───── RECORDED INFORMATION ─────
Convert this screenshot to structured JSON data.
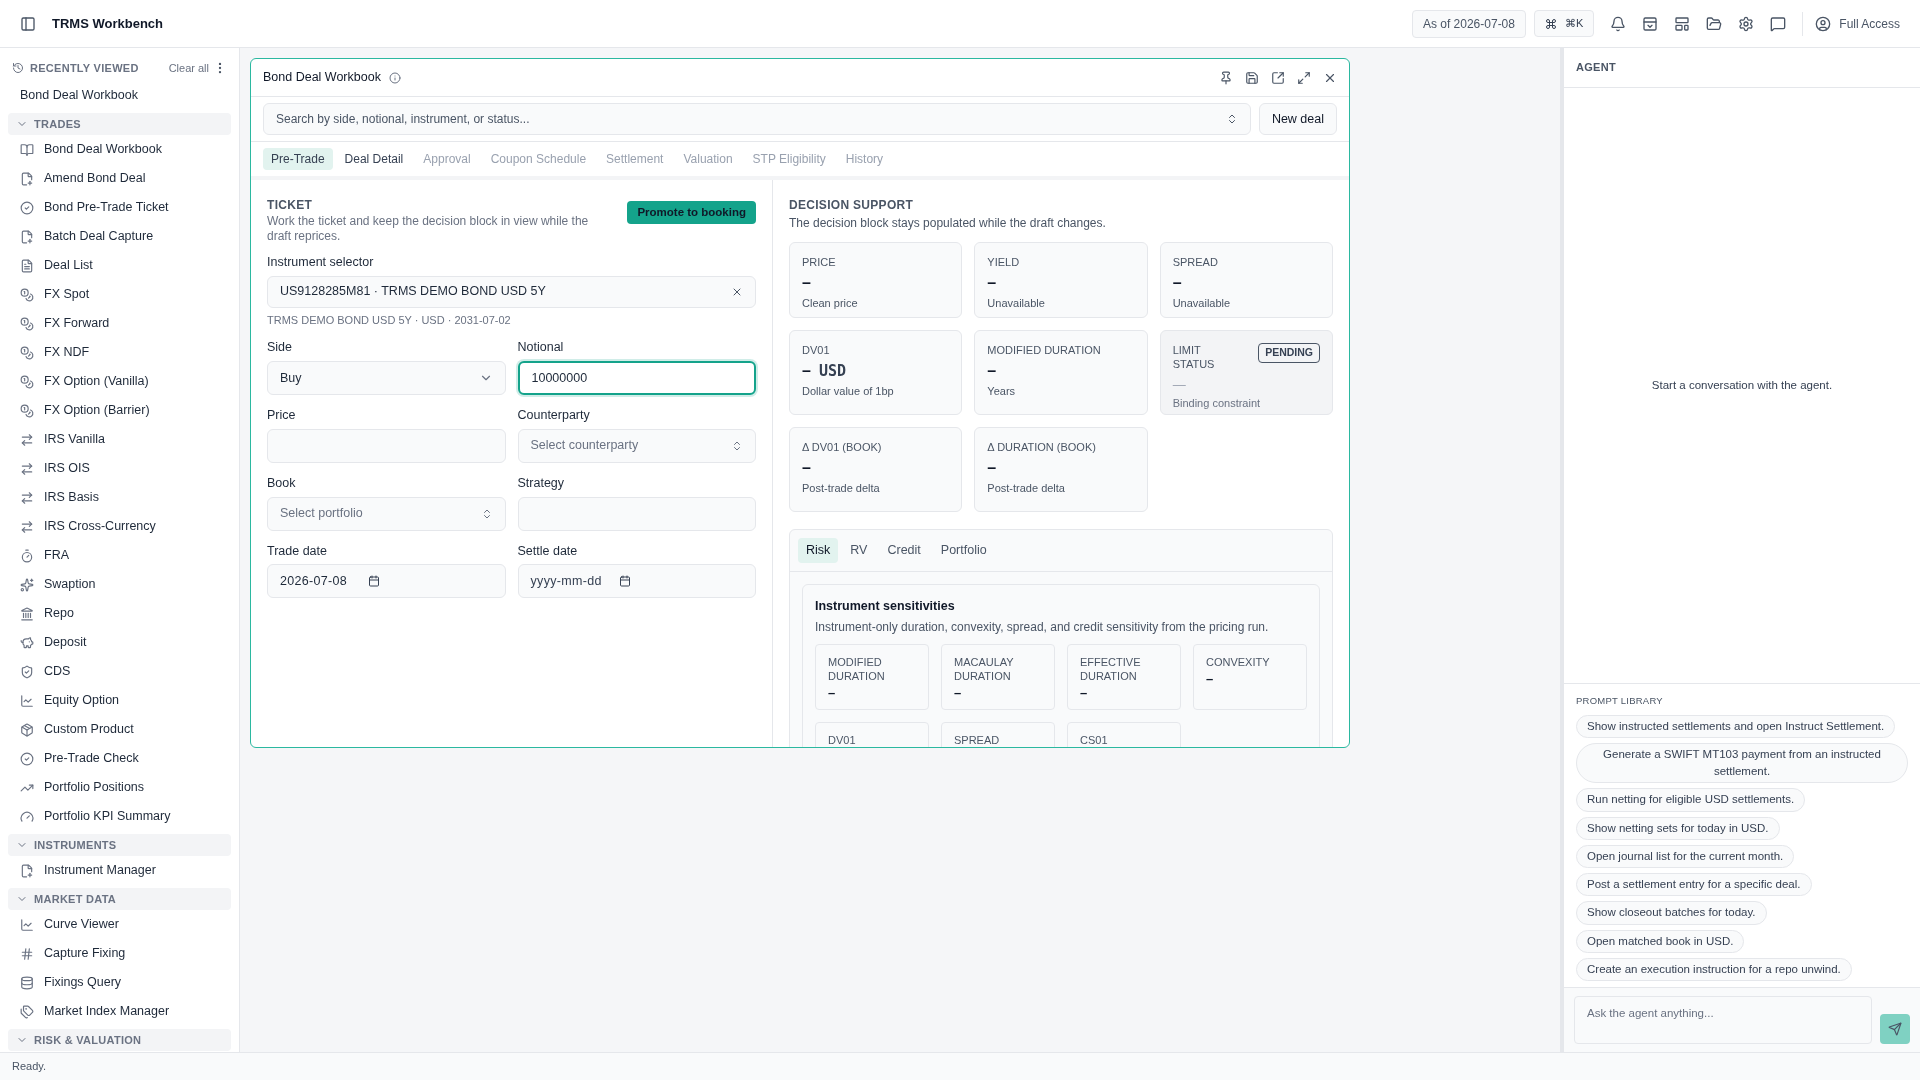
{
  "app": {
    "title": "TRMS Workbench",
    "as_of": "As of 2026-07-08",
    "shortcut": "⌘K",
    "access": "Full Access"
  },
  "sidebar": {
    "recent_title": "RECENTLY VIEWED",
    "clear": "Clear all",
    "recent": [
      "Bond Deal Workbook"
    ],
    "sections": [
      {
        "title": "TRADES",
        "expanded": true,
        "items": [
          "Bond Deal Workbook",
          "Amend Bond Deal",
          "Bond Pre-Trade Ticket",
          "Batch Deal Capture",
          "Deal List",
          "FX Spot",
          "FX Forward",
          "FX NDF",
          "FX Option (Vanilla)",
          "FX Option (Barrier)",
          "IRS Vanilla",
          "IRS OIS",
          "IRS Basis",
          "IRS Cross-Currency",
          "FRA",
          "Swaption",
          "Repo",
          "Deposit",
          "CDS",
          "Equity Option",
          "Custom Product",
          "Pre-Trade Check",
          "Portfolio Positions",
          "Portfolio KPI Summary"
        ]
      },
      {
        "title": "INSTRUMENTS",
        "expanded": true,
        "items": [
          "Instrument Manager"
        ]
      },
      {
        "title": "MARKET DATA",
        "expanded": true,
        "items": [
          "Curve Viewer",
          "Capture Fixing",
          "Fixings Query",
          "Market Index Manager"
        ]
      },
      {
        "title": "RISK & VALUATION",
        "expanded": true
      }
    ]
  },
  "window": {
    "title": "Bond Deal Workbook",
    "search_placeholder": "Search by side, notional, instrument, or status...",
    "new_button": "New deal",
    "tabs": [
      {
        "label": "Pre-Trade",
        "selected": true,
        "disabled": false
      },
      {
        "label": "Deal Detail",
        "selected": false,
        "disabled": false
      },
      {
        "label": "Approval",
        "selected": false,
        "disabled": true
      },
      {
        "label": "Coupon Schedule",
        "selected": false,
        "disabled": true
      },
      {
        "label": "Settlement",
        "selected": false,
        "disabled": true
      },
      {
        "label": "Valuation",
        "selected": false,
        "disabled": true
      },
      {
        "label": "STP Eligibility",
        "selected": false,
        "disabled": true
      },
      {
        "label": "History",
        "selected": false,
        "disabled": true
      }
    ]
  },
  "ticket": {
    "title": "TICKET",
    "description": "Work the ticket and keep the decision block in view while the draft reprices.",
    "promote_button": "Promote to booking",
    "instrument_label": "Instrument selector",
    "instrument_value": "US9128285M81 · TRMS DEMO BOND USD 5Y",
    "instrument_detail": "TRMS DEMO BOND USD 5Y · USD · 2031-07-02",
    "fields": [
      {
        "label": "Side",
        "kind": "select",
        "value": "Buy",
        "focused": false
      },
      {
        "label": "Notional",
        "kind": "input",
        "value": "10000000",
        "focused": true
      },
      {
        "label": "Price",
        "kind": "input",
        "focused": false
      },
      {
        "label": "Counterparty",
        "kind": "combo",
        "placeholder": "Select counterparty",
        "focused": false
      },
      {
        "label": "Book",
        "kind": "combo",
        "placeholder": "Select portfolio",
        "focused": false
      },
      {
        "label": "Strategy",
        "kind": "input",
        "focused": false
      },
      {
        "label": "Trade date",
        "kind": "date",
        "value": "2026-07-08",
        "focused": false
      },
      {
        "label": "Settle date",
        "kind": "date",
        "placeholder": "yyyy-mm-dd",
        "focused": false
      }
    ]
  },
  "decision": {
    "title": "DECISION SUPPORT",
    "description": "The decision block stays populated while the draft changes.",
    "cards": [
      {
        "kind": "metric",
        "label": "PRICE",
        "value": "–",
        "note": "Clean price"
      },
      {
        "kind": "metric",
        "label": "YIELD",
        "value": "–",
        "note": "Unavailable"
      },
      {
        "kind": "metric",
        "label": "SPREAD",
        "value": "–",
        "note": "Unavailable"
      },
      {
        "kind": "metric",
        "label": "DV01",
        "value": "–",
        "unit": "USD",
        "note": "Dollar value of 1bp"
      },
      {
        "kind": "metric",
        "label": "MODIFIED DURATION",
        "value": "–",
        "note": "Years"
      },
      {
        "kind": "status",
        "label": "LIMIT STATUS",
        "badge": "PENDING",
        "value": "—",
        "note": "Binding constraint"
      },
      {
        "kind": "metric",
        "label": "Δ DV01 (BOOK)",
        "value": "–",
        "note": "Post-trade delta"
      },
      {
        "kind": "metric",
        "label": "Δ DURATION (BOOK)",
        "value": "–",
        "note": "Post-trade delta"
      }
    ],
    "tabs": [
      {
        "label": "Risk",
        "selected": true
      },
      {
        "label": "RV",
        "selected": false
      },
      {
        "label": "Credit",
        "selected": false
      },
      {
        "label": "Portfolio",
        "selected": false
      }
    ],
    "panel": {
      "title": "Instrument sensitivities",
      "description": "Instrument-only duration, convexity, spread, and credit sensitivity from the pricing run.",
      "cards": [
        {
          "label": "MODIFIED DURATION",
          "value": "–"
        },
        {
          "label": "MACAULAY DURATION",
          "value": "–"
        },
        {
          "label": "EFFECTIVE DURATION",
          "value": "–"
        },
        {
          "label": "CONVEXITY",
          "value": "–"
        },
        {
          "label": "DV01"
        },
        {
          "label": "SPREAD"
        },
        {
          "label": "CS01"
        }
      ]
    }
  },
  "agent": {
    "title": "AGENT",
    "empty": "Start a conversation with the agent.",
    "library_title": "PROMPT LIBRARY",
    "prompts": [
      "Show instructed settlements and open Instruct Settlement.",
      "Generate a SWIFT MT103 payment from an instructed settlement.",
      "Run netting for eligible USD settlements.",
      "Show netting sets for today in USD.",
      "Open journal list for the current month.",
      "Post a settlement entry for a specific deal.",
      "Show closeout batches for today.",
      "Open matched book in USD.",
      "Create an execution instruction for a repo unwind."
    ],
    "input_placeholder": "Ask the agent anything..."
  },
  "status_bar": "Ready."
}
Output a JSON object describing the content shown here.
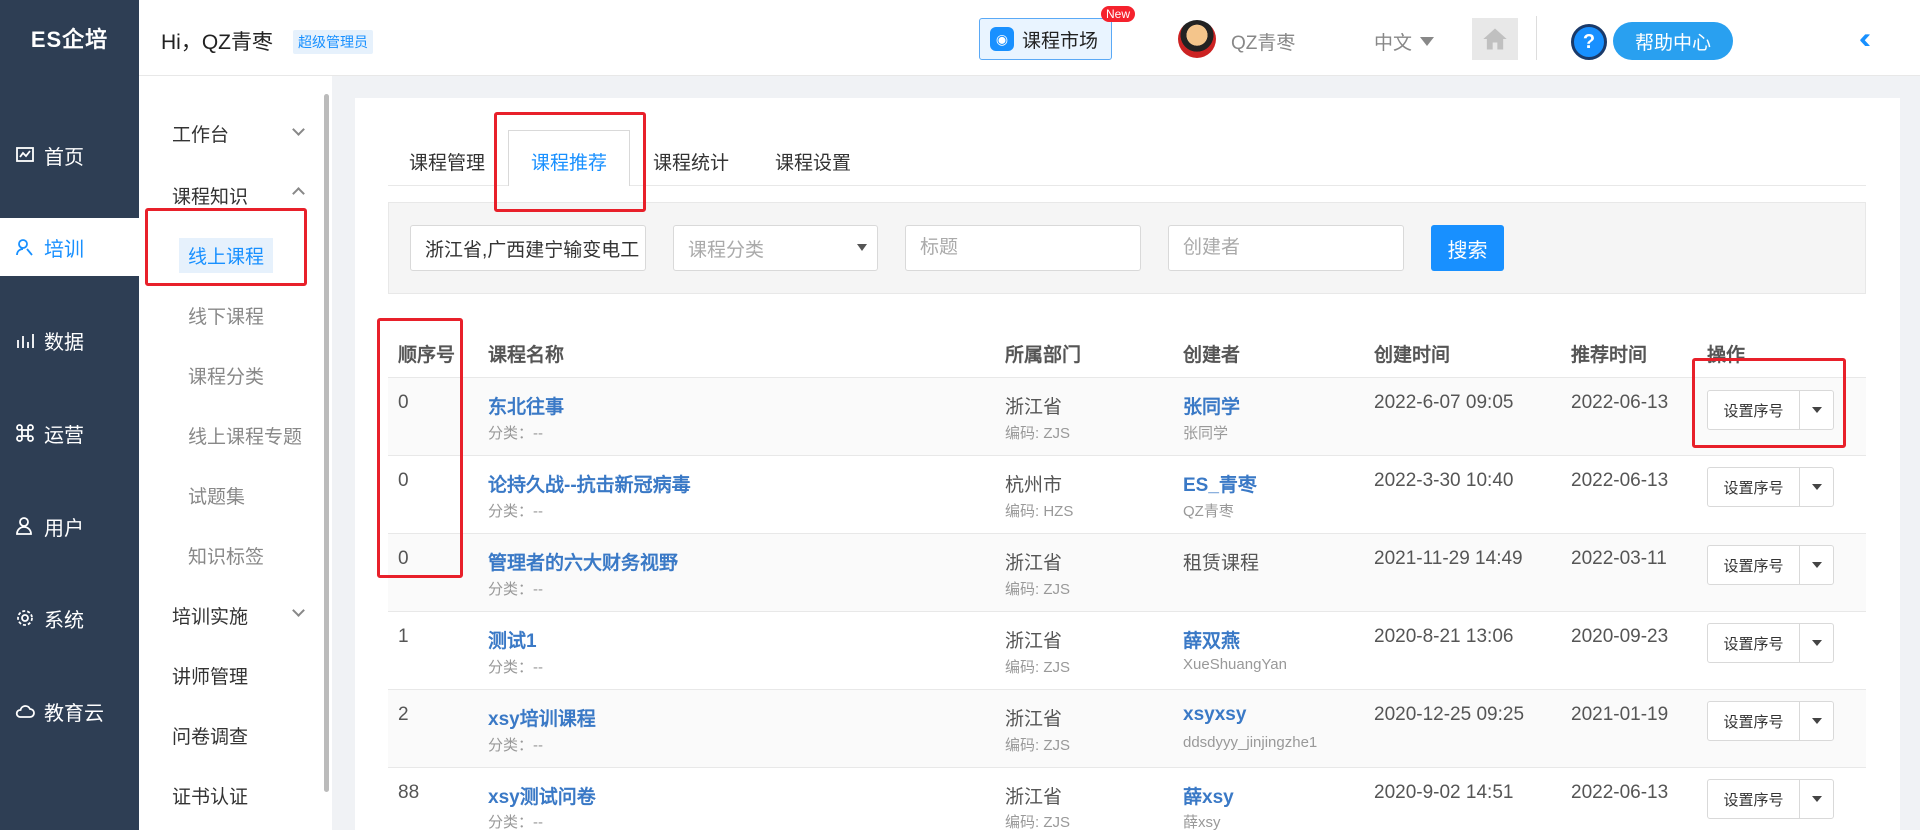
─────
SET TASK =
Transcribe all the records above word for word, without their images.

WRITTEN SOLUTION =
Convert this screenshot to structured JSON data.
{
  "app": {
    "title": "TRMS Workbench",
    "as_of": "As of 2026-07-08",
    "shortcut": "⌘K",
    "access": "Full Access"
  },
  "sidebar": {
    "recent_title": "RECENTLY VIEWED",
    "clear": "Clear all",
    "recent": [
      "Bond Deal Workbook"
    ],
    "sections": [
      {
        "title": "TRADES",
        "expanded": true,
        "items": [
          "Bond Deal Workbook",
          "Amend Bond Deal",
          "Bond Pre-Trade Ticket",
          "Batch Deal Capture",
          "Deal List",
          "FX Spot",
          "FX Forward",
          "FX NDF",
          "FX Option (Vanilla)",
          "FX Option (Barrier)",
          "IRS Vanilla",
          "IRS OIS",
          "IRS Basis",
          "IRS Cross-Currency",
          "FRA",
          "Swaption",
          "Repo",
          "Deposit",
          "CDS",
          "Equity Option",
          "Custom Product",
          "Pre-Trade Check",
          "Portfolio Positions",
          "Portfolio KPI Summary"
        ]
      },
      {
        "title": "INSTRUMENTS",
        "expanded": true,
        "items": [
          "Instrument Manager"
        ]
      },
      {
        "title": "MARKET DATA",
        "expanded": true,
        "items": [
          "Curve Viewer",
          "Capture Fixing",
          "Fixings Query",
          "Market Index Manager"
        ]
      },
      {
        "title": "RISK & VALUATION",
        "expanded": true
      }
    ]
  },
  "window": {
    "title": "Bond Deal Workbook",
    "search_placeholder": "Search by side, notional, instrument, or status...",
    "new_button": "New deal",
    "tabs": [
      {
        "label": "Pre-Trade",
        "selected": true,
        "disabled": false
      },
      {
        "label": "Deal Detail",
        "selected": false,
        "disabled": false
      },
      {
        "label": "Approval",
        "selected": false,
        "disabled": true
      },
      {
        "label": "Coupon Schedule",
        "selected": false,
        "disabled": true
      },
      {
        "label": "Settlement",
        "selected": false,
        "disabled": true
      },
      {
        "label": "Valuation",
        "selected": false,
        "disabled": true
      },
      {
        "label": "STP Eligibility",
        "selected": false,
        "disabled": true
      },
      {
        "label": "History",
        "selected": false,
        "disabled": true
      }
    ]
  },
  "ticket": {
    "title": "TICKET",
    "description": "Work the ticket and keep the decision block in view while the draft reprices.",
    "promote_button": "Promote to booking",
    "instrument_label": "Instrument selector",
    "instrument_value": "US9128285M81 · TRMS DEMO BOND USD 5Y",
    "instrument_detail": "TRMS DEMO BOND USD 5Y · USD · 2031-07-02",
    "fields": [
      {
        "label": "Side",
        "kind": "select",
        "value": "Buy",
        "focused": false
      },
      {
        "label": "Notional",
        "kind": "input",
        "value": "10000000",
        "focused": true
      },
      {
        "label": "Price",
        "kind": "input",
        "focused": false
      },
      {
        "label": "Counterparty",
        "kind": "combo",
        "placeholder": "Select counterparty",
        "focused": false
      },
      {
        "label": "Book",
        "kind": "combo",
        "placeholder": "Select portfolio",
        "focused": false
      },
      {
        "label": "Strategy",
        "kind": "input",
        "focused": false
      },
      {
        "label": "Trade date",
        "kind": "date",
        "value": "2026-07-08",
        "focused": false
      },
      {
        "label": "Settle date",
        "kind": "date",
        "placeholder": "yyyy-mm-dd",
        "focused": false
      }
    ]
  },
  "decision": {
    "title": "DECISION SUPPORT",
    "description": "The decision block stays populated while the draft changes.",
    "cards": [
      {
        "kind": "metric",
        "label": "PRICE",
        "value": "–",
        "note": "Clean price"
      },
      {
        "kind": "metric",
        "label": "YIELD",
        "value": "–",
        "note": "Unavailable"
      },
      {
        "kind": "metric",
        "label": "SPREAD",
        "value": "–",
        "note": "Unavailable"
      },
      {
        "kind": "metric",
        "label": "DV01",
        "value": "–",
        "unit": "USD",
        "note": "Dollar value of 1bp"
      },
      {
        "kind": "metric",
        "label": "MODIFIED DURATION",
        "value": "–",
        "note": "Years"
      },
      {
        "kind": "status",
        "label": "LIMIT STATUS",
        "badge": "PENDING",
        "value": "—",
        "note": "Binding constraint"
      },
      {
        "kind": "metric",
        "label": "Δ DV01 (BOOK)",
        "value": "–",
        "note": "Post-trade delta"
      },
      {
        "kind": "metric",
        "label": "Δ DURATION (BOOK)",
        "value": "–",
        "note": "Post-trade delta"
      }
    ],
    "tabs": [
      {
        "label": "Risk",
        "selected": true
      },
      {
        "label": "RV",
        "selected": false
      },
      {
        "label": "Credit",
        "selected": false
      },
      {
        "label": "Portfolio",
        "selected": false
      }
    ],
    "panel": {
      "title": "Instrument sensitivities",
      "description": "Instrument-only duration, convexity, spread, and credit sensitivity from the pricing run.",
      "cards": [
        {
          "label": "MODIFIED DURATION",
          "value": "–"
        },
        {
          "label": "MACAULAY DURATION",
          "value": "–"
        },
        {
          "label": "EFFECTIVE DURATION",
          "value": "–"
        },
        {
          "label": "CONVEXITY",
          "value": "–"
        },
        {
          "label": "DV01"
        },
        {
          "label": "SPREAD"
        },
        {
          "label": "CS01"
        }
      ]
    }
  },
  "agent": {
    "title": "AGENT",
    "empty": "Start a conversation with the agent.",
    "library_title": "PROMPT LIBRARY",
    "prompts": [
      "Show instructed settlements and open Instruct Settlement.",
      "Generate a SWIFT MT103 payment from an instructed settlement.",
      "Run netting for eligible USD settlements.",
      "Show netting sets for today in USD.",
      "Open journal list for the current month.",
      "Post a settlement entry for a specific deal.",
      "Show closeout batches for today.",
      "Open matched book in USD.",
      "Create an execution instruction for a repo unwind."
    ],
    "input_placeholder": "Ask the agent anything..."
  },
  "status_bar": "Ready."
}
Output a JSON object describing the content shown here.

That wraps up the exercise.